## Problem
In the data below, locate each line with the word "токмо" and list it.
- - -
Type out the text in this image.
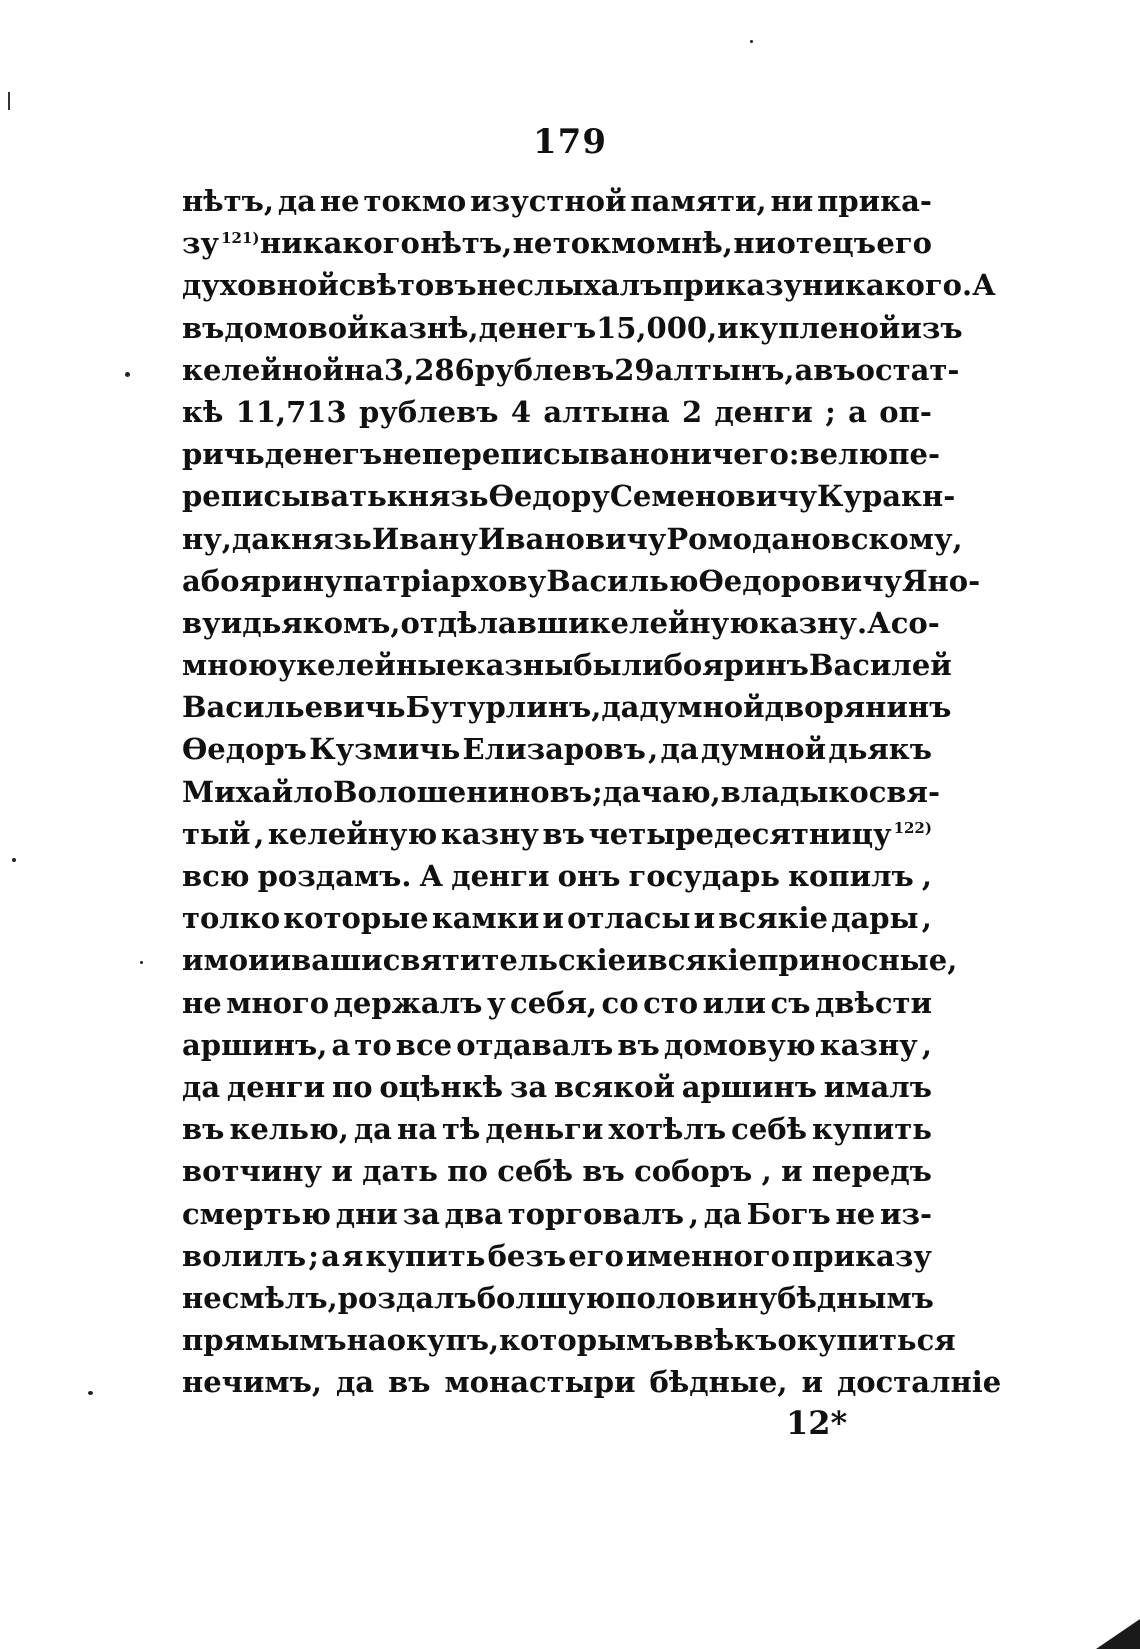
179
нѣтъ, да не токмо изустной памяти, ни прика-
зу $^{121)}$ никакого нѣтъ, не токмо мнѣ, ни отецъ его
духовной свѣтовъ не слыхалъ приказу никакого. А
въ домовой казнѣ, денегъ 15,000, и купленой изъ
келейной на 3,286 рублевъ 29 алтынъ, а въ остат-
кѣ 11,713 рублевъ 4 алтына 2 денги ; а оп-
ричь денегъ не переписывано ничего: велю пе-
реписывать князь Ѳедору Семеновичу Куракн-
ну, да князь Ивану Ивановичу Ромодановскому,
а боярину патріархову Василью Ѳедоровичу Яно-
ву и дьякомъ, отдѣлавши келейную казну. Асо-
мною у келейные казны были бояринъ Василей
Васильевичь Бутурлинъ , да думной дворянинъ
Ѳедоръ Кузмичь Елизаровъ , да думной дьякъ
Михайло Волошениновъ; да чаю , владыко свя-
тый , келейную казну въ четыредесятницу $^{122)}$
всю роздамъ. А денги онъ государь копилъ ,
толко которые камки и отласы и всякіе дары ,
и мои и ваши святительскіе и всякіе приносные,
не много держалъ у себя, со сто или съ двѣсти
аршинъ, а то все отдавалъ въ домовую казну ,
да денги по оцѣнкѣ за всякой аршинъ ималъ
въ келью, да на тѣ деньги хотѣлъ себѣ купить
вотчину и дать по себѣ въ соборъ , и передъ
смертью дни за два торговалъ , да Богъ не из-
волилъ ; а я купить безъ его именного приказу
не смѣлъ , роздалъ болшую половину бѣднымъ
прямымъ на окупъ, которымъ ввѣкъ окупиться
нечимъ, да въ монастыри бѣдные, и досталніе
12*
- - -
## Reply
нѣтъ, да не токмо изустной памяти, ни прика-
зу $^{121)}$ никакого нѣтъ, не токмо мнѣ, ни отецъ его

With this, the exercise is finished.